• Extracted entries
○ ○ ○ ○
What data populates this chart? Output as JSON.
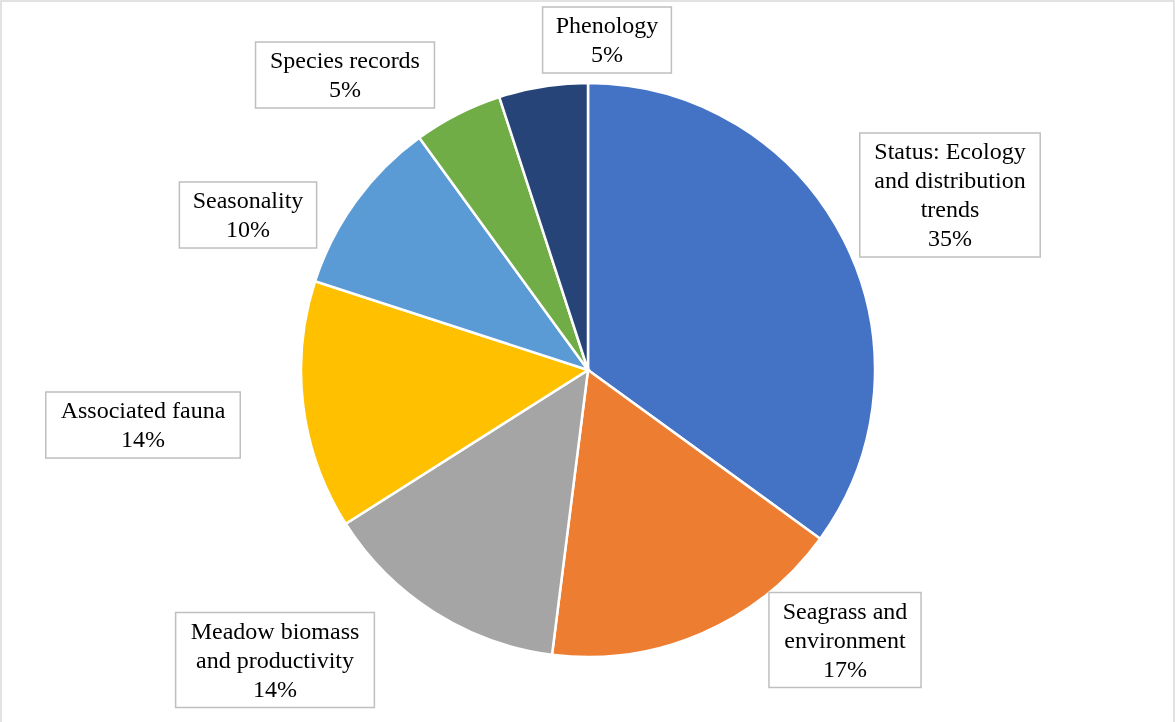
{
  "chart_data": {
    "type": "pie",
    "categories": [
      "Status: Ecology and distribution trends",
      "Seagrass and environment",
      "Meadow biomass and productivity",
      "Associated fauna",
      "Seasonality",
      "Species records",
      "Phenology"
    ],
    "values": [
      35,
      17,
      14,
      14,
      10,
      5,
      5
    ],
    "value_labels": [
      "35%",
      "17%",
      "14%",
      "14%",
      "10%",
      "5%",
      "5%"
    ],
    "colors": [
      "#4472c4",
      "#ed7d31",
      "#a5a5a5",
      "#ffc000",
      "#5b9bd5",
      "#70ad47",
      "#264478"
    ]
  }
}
○ ○ ○ ○
• Goal
Repeat the listing above exactly, with no pictures.

• Response to the task
What data populates this chart? Output as JSON.
{
  "chart_data": {
    "type": "pie",
    "categories": [
      "Status: Ecology and distribution trends",
      "Seagrass and environment",
      "Meadow biomass and productivity",
      "Associated fauna",
      "Seasonality",
      "Species records",
      "Phenology"
    ],
    "values": [
      35,
      17,
      14,
      14,
      10,
      5,
      5
    ],
    "value_labels": [
      "35%",
      "17%",
      "14%",
      "14%",
      "10%",
      "5%",
      "5%"
    ],
    "colors": [
      "#4472c4",
      "#ed7d31",
      "#a5a5a5",
      "#ffc000",
      "#5b9bd5",
      "#70ad47",
      "#264478"
    ]
  }
}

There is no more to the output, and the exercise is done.